> **SOURCE PASSAGE**:

● ● ● ●

The Dolmar 5100S sure is a nice saw, but those numbers are very optimistic......

The Shinny 488 never put out anywhere near the advertised power (independent dyno tests), and the MS 260 has more cc and less power in the current US version.

The current US Husky 350 is 52cc, 3.2 hp.













...........but bottom line, the MS250 just isn't a very nice saw.


----------



## orange fever

*50cc 16" saws*

I own Stihl MS250, Echo CS370, and Jonsered 2153. My son and I cut wood today, 2 Echo's, a Stihl, and 3 Jonsered's to choose from. 3 Jonsered's went to the timber, all others stayed in the shed. That being said the MS250 is gutless and absolutely miserable to operate. For about $425 go buy a Husky 346XP or get the same thing in black and red Jonsered 2153, you will never look back.


----------



## Swamp Yankee

Never saw a spec sheet make chips.

Bottom line if the saw, MS250, does what the owner needs and isn't being used for the wrong application and they're happy, then life is good all around. It's your tool, if you're pleased and have a decent dealer to support it, then that's all that matters.

Take Care


----------



## weimedog

SawTroll said:


> ...........but bottom line, the MS250 just isn't a very nice saw.





OK, be specific. Why isn't it a nice saw? The controls and air filter seem to be pretty "Stihl standard"...and its lighter than the rest. Its has metal where metal should be and plastic where plastic should be...and its a Stihl. 

Tell me that the materials in the cylinder barrel are different..maybe a cast vs. forged piston or something like that. Maybe the powerband is a midrange vs. a high RPM tune....something technical. What makes it a dog?

Is that Husky 350 (Now 450) a nice saw?

Is there anything to that Echo line of EPA logic? Are they as well built and have a similar power to weight ratio as the "Euro saws" with similar EPA ratings?


----------



## sawinredneck

I love the 350, lots of power, great bang for buck saw. I am not holding much promise for the new 450 though.
I never have liked the Echo saws, I am afraid I am going to break them, but others are happy and they are priced right!
Shinnies are built like a tank, but a little heavy for the power. (I used to work on them, really well built machines)
The Dolmars seem to be the rage right now, maybe I'll get one someday?
For Stihl, I have yet to find a saw in the 50cc class that does anything for me! They don't rap out as fast and don't grunt as low as the other saws in that range. But others love the 260, so what do I know? 
Remeber I was also less than impressed with the 346xp.

● ● ● ●

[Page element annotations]
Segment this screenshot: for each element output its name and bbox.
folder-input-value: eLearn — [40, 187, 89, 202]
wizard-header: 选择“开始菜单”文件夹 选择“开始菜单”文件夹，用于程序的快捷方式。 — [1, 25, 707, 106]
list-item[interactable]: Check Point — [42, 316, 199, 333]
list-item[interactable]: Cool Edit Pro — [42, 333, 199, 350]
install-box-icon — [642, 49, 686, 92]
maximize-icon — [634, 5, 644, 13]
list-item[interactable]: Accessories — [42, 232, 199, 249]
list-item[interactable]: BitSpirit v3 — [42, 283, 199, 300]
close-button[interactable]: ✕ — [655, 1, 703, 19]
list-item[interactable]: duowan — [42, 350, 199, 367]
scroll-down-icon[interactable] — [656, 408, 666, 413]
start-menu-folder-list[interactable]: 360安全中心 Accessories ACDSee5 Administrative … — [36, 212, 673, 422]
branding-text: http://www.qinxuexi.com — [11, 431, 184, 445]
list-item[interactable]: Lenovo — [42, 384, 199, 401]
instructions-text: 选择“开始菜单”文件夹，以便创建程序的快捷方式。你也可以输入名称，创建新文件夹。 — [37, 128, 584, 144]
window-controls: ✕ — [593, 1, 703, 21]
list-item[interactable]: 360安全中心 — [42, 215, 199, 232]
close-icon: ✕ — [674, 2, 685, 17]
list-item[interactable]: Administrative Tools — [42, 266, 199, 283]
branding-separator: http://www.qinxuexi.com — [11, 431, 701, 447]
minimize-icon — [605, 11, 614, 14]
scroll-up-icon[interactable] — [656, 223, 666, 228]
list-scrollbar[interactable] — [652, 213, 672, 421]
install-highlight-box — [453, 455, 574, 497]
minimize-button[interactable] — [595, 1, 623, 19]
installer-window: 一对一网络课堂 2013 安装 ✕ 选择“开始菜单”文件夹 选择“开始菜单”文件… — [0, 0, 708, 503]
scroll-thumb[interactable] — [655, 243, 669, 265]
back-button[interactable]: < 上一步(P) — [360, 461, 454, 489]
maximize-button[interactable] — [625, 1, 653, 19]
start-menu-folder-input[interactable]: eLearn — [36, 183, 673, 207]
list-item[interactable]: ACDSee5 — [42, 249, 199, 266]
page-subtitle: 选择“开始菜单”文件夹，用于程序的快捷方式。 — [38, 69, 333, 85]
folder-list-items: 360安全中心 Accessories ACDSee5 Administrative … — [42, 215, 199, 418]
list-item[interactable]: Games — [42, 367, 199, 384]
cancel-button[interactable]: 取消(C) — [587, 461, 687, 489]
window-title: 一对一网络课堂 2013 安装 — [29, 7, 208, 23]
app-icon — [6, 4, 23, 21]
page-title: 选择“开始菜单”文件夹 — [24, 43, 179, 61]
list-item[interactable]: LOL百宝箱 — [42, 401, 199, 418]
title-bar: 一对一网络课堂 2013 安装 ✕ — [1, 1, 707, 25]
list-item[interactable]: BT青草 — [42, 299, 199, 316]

● ● ● ●

> **WORK TO BE COMPLETED**: Copy the chainsaw forum thread word for word, from "The Dolmars seem" up to and including "what do I know?".

> **RESULT FOR THIS EXERCISE**:
The Dolmars seem to be the rage right now, maybe I'll get one someday?
For Stihl, I have yet to find a saw in the 50cc class that does anything for me! They don't rap out as fast and don't grunt as low as the other saws in that range. But others love the 260, so what do I know?